__Selection__.
"""

Note that $$ M=\left[\begin{array}{cc|ccc} 3 & 0 & 0 & 0 & 0\\ 2 & 3 & 0 & 0 & 0\\ \hline 1 & 0 & 2 & 2 & 0\\ 0 & 0 & 0 & 3 & 2\\ 0 & 0 & 0 & 0 & 2 \end{array}\right] =\begin{pmatrix}A&0\\C&D\end{pmatrix} $$ is lower block triangular. Therefore the eigenvalues of $M$ are precisely the eigenvalues of $A$ and $D$. Yet $A$ and $D$ are triangular matrices. So you can read off their eigenvalues $3,3,2,3,2$ immediately from their diagonals.

"""

__Raw data__.
"""

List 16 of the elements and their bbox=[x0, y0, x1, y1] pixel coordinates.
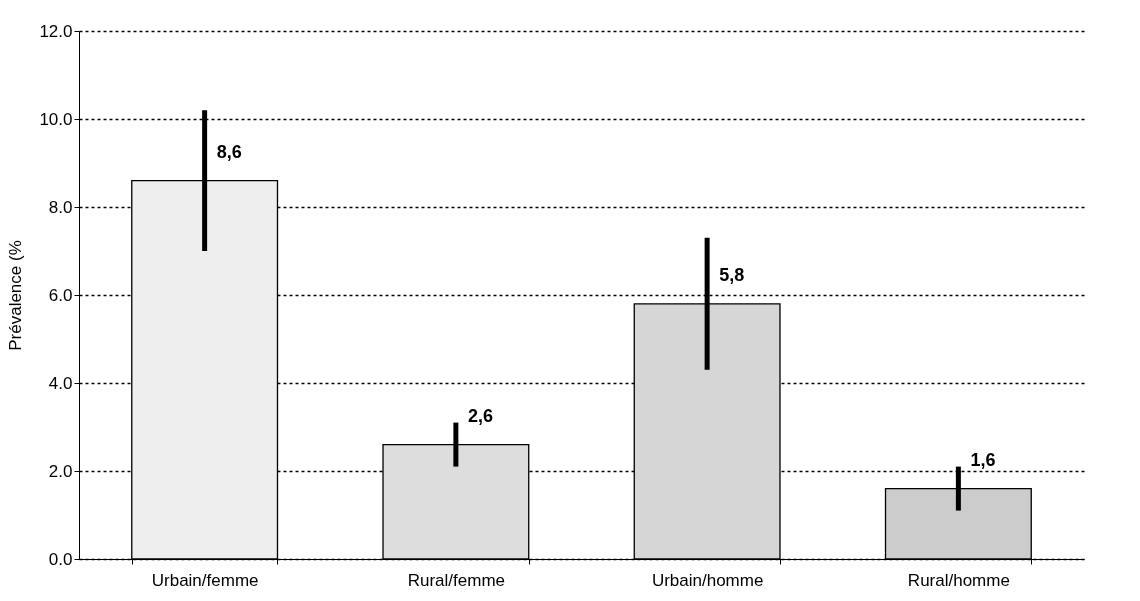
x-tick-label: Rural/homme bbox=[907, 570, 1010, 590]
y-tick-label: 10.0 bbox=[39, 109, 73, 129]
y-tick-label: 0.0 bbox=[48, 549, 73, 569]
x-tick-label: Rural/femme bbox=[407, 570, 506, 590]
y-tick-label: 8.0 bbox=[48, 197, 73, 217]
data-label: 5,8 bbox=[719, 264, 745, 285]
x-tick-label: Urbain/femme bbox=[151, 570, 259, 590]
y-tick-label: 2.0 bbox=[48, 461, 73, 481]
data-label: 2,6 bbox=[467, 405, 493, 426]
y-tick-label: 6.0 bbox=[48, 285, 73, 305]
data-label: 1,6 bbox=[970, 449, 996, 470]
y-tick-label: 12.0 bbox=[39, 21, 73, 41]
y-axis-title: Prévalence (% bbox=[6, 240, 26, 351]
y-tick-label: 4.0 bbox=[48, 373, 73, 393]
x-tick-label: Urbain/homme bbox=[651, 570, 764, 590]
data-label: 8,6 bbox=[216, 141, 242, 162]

"""
"""

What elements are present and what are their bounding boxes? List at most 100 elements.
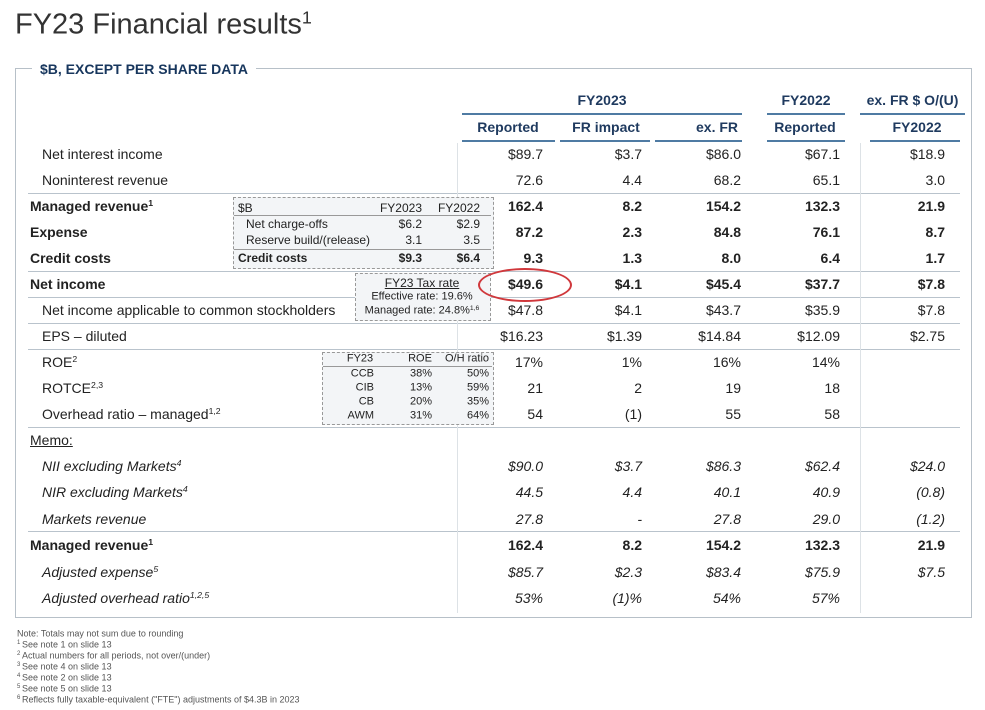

"""

__Brief 1__.
Answer these about the matrix text:
(a) What kind of matrix does it say M is?
(b) What kind of matrices does it say A and D are?
(c) Which eigenvalues does it read off?
__Brief 2__.
Sum up the matrix text in two sentences.
__Brief 3__.
Carry the matrix text on from its last sentence.
The data come from a different source than the matrix text.

__Output 1__.
(a) Lower block triangular.
(b) Triangular matrices.
(c) 3, 3, 2, 3, 2.

__Output 2__.
Because M is lower block triangular, its eigenvalues are exactly those of its blocks A and D. Since A and D are triangular, their eigenvalues 3, 3, 2, 3, 2 can be read straight off their diagonals.

__Output 3__.
Having the eigenvalues, you may find the eigenvectors and the dimensions of the eigenspaces the "old" way (i.e. by inspecting the system $(M-\lambda I)x=0$. Alternatively, note that $$ F=\begin{pmatrix}1&0\\0&0\\0&0\end{pmatrix} \ \Rightarrow\ \begin{pmatrix}I&0\\-F&I\end{pmatrix} \begin{pmatrix}A&0\\C&D\end{pmatrix} \begin{pmatrix}I&0\\F&I\end{pmatrix} =\begin{pmatrix}A&0\\0&D\end{pmatrix}. $$ Therefore $M$ is similar to $A\oplus D$ and its Jordan form is just the direct sum of the Jordan forms of $A$ and $D$. Now the Jordan form of $A$ is clearly $J_2(3)$, the $2\times2$ Jordan block for the eigenvalue $3$. And the Jordan form of $D$ is $3\oplus J_2(2)$, because the nullity of $D-2I$ is $1$. Putting the pieces together, the Jordan form of $M$ is $J_2(3)\oplus 3\oplus J_2(2)$. You may confirm this using some online computer algebra system.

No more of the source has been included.